WHAT TO DO: Scanning the listing below, tally every line where the string "Auch" shows up, then state the count alone.
▽
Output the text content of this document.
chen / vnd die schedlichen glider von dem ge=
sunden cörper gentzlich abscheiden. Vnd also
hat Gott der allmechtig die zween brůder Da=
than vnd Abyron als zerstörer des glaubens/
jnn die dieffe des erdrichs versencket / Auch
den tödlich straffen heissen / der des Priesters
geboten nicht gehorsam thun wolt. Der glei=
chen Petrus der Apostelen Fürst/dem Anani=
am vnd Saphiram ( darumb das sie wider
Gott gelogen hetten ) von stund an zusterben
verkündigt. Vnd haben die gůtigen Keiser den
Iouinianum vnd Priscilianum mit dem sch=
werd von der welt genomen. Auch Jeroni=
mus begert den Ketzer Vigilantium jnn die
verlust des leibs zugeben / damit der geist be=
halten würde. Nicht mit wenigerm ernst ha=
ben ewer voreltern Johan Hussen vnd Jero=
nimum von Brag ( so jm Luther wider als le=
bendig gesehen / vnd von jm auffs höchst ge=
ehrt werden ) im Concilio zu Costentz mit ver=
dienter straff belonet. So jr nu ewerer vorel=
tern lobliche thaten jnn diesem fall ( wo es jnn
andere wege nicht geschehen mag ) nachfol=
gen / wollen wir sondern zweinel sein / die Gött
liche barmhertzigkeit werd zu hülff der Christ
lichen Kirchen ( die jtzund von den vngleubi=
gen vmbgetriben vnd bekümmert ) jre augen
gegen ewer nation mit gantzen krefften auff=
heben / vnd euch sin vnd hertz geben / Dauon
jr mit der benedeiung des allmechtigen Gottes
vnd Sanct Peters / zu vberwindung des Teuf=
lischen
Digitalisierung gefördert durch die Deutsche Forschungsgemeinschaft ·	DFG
△
COMPLETED TASK: 2